The task
Rewrite the records below, changing every "series-point" to "data-point" and leaving everything else as it is.

Records for the exercise
***

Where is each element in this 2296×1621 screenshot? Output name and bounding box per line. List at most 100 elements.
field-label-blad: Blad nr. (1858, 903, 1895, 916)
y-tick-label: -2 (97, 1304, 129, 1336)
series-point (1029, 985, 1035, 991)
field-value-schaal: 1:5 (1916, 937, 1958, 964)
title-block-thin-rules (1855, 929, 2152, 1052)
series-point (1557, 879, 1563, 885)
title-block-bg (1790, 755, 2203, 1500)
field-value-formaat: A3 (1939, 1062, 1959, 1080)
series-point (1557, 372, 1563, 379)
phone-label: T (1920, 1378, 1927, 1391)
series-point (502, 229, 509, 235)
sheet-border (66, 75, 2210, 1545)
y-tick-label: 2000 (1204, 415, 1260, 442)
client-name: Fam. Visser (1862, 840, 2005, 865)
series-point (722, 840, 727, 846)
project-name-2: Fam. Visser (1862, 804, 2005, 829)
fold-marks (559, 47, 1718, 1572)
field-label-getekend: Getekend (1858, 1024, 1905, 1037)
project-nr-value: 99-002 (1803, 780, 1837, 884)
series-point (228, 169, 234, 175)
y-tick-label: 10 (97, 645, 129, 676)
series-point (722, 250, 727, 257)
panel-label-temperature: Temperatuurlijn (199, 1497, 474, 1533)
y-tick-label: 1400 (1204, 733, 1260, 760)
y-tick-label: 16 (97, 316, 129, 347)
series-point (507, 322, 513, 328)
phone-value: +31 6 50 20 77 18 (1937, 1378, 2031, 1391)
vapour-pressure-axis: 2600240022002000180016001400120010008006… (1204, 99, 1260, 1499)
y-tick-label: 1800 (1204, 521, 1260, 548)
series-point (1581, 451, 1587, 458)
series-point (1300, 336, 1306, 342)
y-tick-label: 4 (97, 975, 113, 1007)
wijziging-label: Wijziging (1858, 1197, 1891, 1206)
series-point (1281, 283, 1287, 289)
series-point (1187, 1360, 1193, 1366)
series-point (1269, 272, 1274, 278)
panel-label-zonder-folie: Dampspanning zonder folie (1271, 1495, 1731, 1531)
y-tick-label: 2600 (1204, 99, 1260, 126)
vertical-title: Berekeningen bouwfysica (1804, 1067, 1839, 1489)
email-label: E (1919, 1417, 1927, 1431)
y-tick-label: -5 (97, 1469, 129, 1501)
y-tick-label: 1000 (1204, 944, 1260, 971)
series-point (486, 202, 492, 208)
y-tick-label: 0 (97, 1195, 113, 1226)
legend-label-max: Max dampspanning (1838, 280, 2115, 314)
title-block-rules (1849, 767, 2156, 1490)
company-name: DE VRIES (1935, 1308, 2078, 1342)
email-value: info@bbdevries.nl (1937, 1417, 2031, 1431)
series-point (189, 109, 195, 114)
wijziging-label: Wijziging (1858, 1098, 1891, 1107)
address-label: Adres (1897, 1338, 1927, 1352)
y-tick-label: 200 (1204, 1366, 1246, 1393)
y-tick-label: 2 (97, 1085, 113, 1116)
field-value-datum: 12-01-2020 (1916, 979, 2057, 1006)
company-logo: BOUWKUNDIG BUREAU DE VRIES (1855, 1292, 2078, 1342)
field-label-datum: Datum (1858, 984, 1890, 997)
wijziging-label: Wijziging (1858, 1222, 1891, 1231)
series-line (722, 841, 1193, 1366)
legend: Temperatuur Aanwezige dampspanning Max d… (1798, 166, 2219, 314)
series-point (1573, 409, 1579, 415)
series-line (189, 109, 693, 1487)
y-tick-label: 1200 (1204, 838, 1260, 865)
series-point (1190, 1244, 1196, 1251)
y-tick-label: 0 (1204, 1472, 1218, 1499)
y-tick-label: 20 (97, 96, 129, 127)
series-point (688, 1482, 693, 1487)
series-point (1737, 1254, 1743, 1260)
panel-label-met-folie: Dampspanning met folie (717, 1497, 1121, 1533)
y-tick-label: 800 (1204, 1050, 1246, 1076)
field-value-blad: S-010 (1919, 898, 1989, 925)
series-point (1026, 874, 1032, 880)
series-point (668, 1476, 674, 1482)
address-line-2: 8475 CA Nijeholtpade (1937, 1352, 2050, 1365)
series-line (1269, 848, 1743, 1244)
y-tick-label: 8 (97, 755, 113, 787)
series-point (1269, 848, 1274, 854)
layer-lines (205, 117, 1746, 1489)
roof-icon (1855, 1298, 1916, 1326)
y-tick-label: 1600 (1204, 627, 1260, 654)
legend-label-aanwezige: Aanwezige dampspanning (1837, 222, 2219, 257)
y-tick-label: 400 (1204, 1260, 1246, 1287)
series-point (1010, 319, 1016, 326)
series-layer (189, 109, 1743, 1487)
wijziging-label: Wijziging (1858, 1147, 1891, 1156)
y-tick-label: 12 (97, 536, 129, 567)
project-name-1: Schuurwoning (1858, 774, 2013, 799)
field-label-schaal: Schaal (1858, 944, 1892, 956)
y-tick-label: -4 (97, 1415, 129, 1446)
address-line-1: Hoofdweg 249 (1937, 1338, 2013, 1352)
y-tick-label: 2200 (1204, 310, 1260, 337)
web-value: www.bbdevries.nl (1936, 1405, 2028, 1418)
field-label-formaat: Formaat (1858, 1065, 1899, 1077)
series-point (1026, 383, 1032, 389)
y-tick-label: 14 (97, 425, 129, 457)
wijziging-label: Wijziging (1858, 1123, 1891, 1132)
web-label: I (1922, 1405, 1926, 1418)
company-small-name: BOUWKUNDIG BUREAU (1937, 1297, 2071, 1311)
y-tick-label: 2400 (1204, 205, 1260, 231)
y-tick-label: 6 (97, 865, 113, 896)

***

Problem solution
Where is each element in this 2296×1621 screenshot? Output name and bounding box per line. List at most 100 elements.
field-label-blad: Blad nr. (1858, 903, 1895, 916)
y-tick-label: -2 (97, 1304, 129, 1336)
data-point (1029, 985, 1035, 991)
field-value-schaal: 1:5 (1916, 937, 1958, 964)
title-block-thin-rules (1855, 929, 2152, 1052)
data-point (1557, 879, 1563, 885)
title-block-bg (1790, 755, 2203, 1500)
field-value-formaat: A3 (1939, 1062, 1959, 1080)
data-point (1557, 372, 1563, 379)
phone-label: T (1920, 1378, 1927, 1391)
data-point (502, 229, 509, 235)
sheet-border (66, 75, 2210, 1545)
y-tick-label: 2000 (1204, 415, 1260, 442)
client-name: Fam. Visser (1862, 840, 2005, 865)
data-point (722, 840, 727, 846)
project-name-2: Fam. Visser (1862, 804, 2005, 829)
fold-marks (559, 47, 1718, 1572)
field-label-getekend: Getekend (1858, 1024, 1905, 1037)
project-nr-value: 99-002 (1803, 780, 1837, 884)
data-point (228, 169, 234, 175)
y-tick-label: 10 (97, 645, 129, 676)
data-point (722, 250, 727, 257)
panel-label-temperature: Temperatuurlijn (199, 1497, 474, 1533)
y-tick-label: 1400 (1204, 733, 1260, 760)
y-tick-label: 16 (97, 316, 129, 347)
data-point (507, 322, 513, 328)
phone-value: +31 6 50 20 77 18 (1937, 1378, 2031, 1391)
vapour-pressure-axis: 2600240022002000180016001400120010008006… (1204, 99, 1260, 1499)
y-tick-label: 1800 (1204, 521, 1260, 548)
data-point (1581, 451, 1587, 458)
data-point (1300, 336, 1306, 342)
y-tick-label: 4 (97, 975, 113, 1007)
wijziging-label: Wijziging (1858, 1197, 1891, 1206)
data-point (1281, 283, 1287, 289)
data-point (1187, 1360, 1193, 1366)
data-point (1269, 272, 1274, 278)
panel-label-zonder-folie: Dampspanning zonder folie (1271, 1495, 1731, 1531)
y-tick-label: 2600 (1204, 99, 1260, 126)
vertical-title: Berekeningen bouwfysica (1804, 1067, 1839, 1489)
email-label: E (1919, 1417, 1927, 1431)
y-tick-label: -5 (97, 1469, 129, 1501)
y-tick-label: 1000 (1204, 944, 1260, 971)
data-point (486, 202, 492, 208)
y-tick-label: 0 (97, 1195, 113, 1226)
legend-label-max: Max dampspanning (1838, 280, 2115, 314)
title-block-rules (1849, 767, 2156, 1490)
company-name: DE VRIES (1935, 1308, 2078, 1342)
email-value: info@bbdevries.nl (1937, 1417, 2031, 1431)
data-point (189, 109, 195, 114)
wijziging-label: Wijziging (1858, 1098, 1891, 1107)
address-label: Adres (1897, 1338, 1927, 1352)
y-tick-label: 200 (1204, 1366, 1246, 1393)
y-tick-label: 2 (97, 1085, 113, 1116)
field-value-datum: 12-01-2020 (1916, 979, 2057, 1006)
company-logo: BOUWKUNDIG BUREAU DE VRIES (1855, 1292, 2078, 1342)
field-label-datum: Datum (1858, 984, 1890, 997)
wijziging-label: Wijziging (1858, 1222, 1891, 1231)
series-line (722, 841, 1193, 1366)
legend: Temperatuur Aanwezige dampspanning Max d… (1798, 166, 2219, 314)
data-point (1573, 409, 1579, 415)
series-line (189, 109, 693, 1487)
y-tick-label: 1200 (1204, 838, 1260, 865)
data-point (1190, 1244, 1196, 1251)
y-tick-label: 0 (1204, 1472, 1218, 1499)
y-tick-label: 20 (97, 96, 129, 127)
data-point (688, 1482, 693, 1487)
data-point (1737, 1254, 1743, 1260)
panel-label-met-folie: Dampspanning met folie (717, 1497, 1121, 1533)
y-tick-label: 800 (1204, 1050, 1246, 1076)
field-value-blad: S-010 (1919, 898, 1989, 925)
data-point (1026, 874, 1032, 880)
data-point (668, 1476, 674, 1482)
address-line-2: 8475 CA Nijeholtpade (1937, 1352, 2050, 1365)
series-line (1269, 848, 1743, 1244)
y-tick-label: 8 (97, 755, 113, 787)
data-point (1269, 848, 1274, 854)
layer-lines (205, 117, 1746, 1489)
roof-icon (1855, 1298, 1916, 1326)
y-tick-label: 1600 (1204, 627, 1260, 654)
legend-label-aanwezige: Aanwezige dampspanning (1837, 222, 2219, 257)
y-tick-label: 400 (1204, 1260, 1246, 1287)
data-point (1010, 319, 1016, 326)
series-layer (189, 109, 1743, 1487)
wijziging-label: Wijziging (1858, 1147, 1891, 1156)
y-tick-label: 12 (97, 536, 129, 567)
project-name-1: Schuurwoning (1858, 774, 2013, 799)
field-label-schaal: Schaal (1858, 944, 1892, 956)
y-tick-label: -4 (97, 1415, 129, 1446)
address-line-1: Hoofdweg 249 (1937, 1338, 2013, 1352)
y-tick-label: 2200 (1204, 310, 1260, 337)
web-value: www.bbdevries.nl (1936, 1405, 2028, 1418)
field-label-formaat: Formaat (1858, 1065, 1899, 1077)
data-point (1026, 383, 1032, 389)
y-tick-label: 14 (97, 425, 129, 457)
wijziging-label: Wijziging (1858, 1123, 1891, 1132)
web-label: I (1922, 1405, 1926, 1418)
company-small-name: BOUWKUNDIG BUREAU (1937, 1297, 2071, 1311)
y-tick-label: 2400 (1204, 205, 1260, 231)
y-tick-label: 6 (97, 865, 113, 896)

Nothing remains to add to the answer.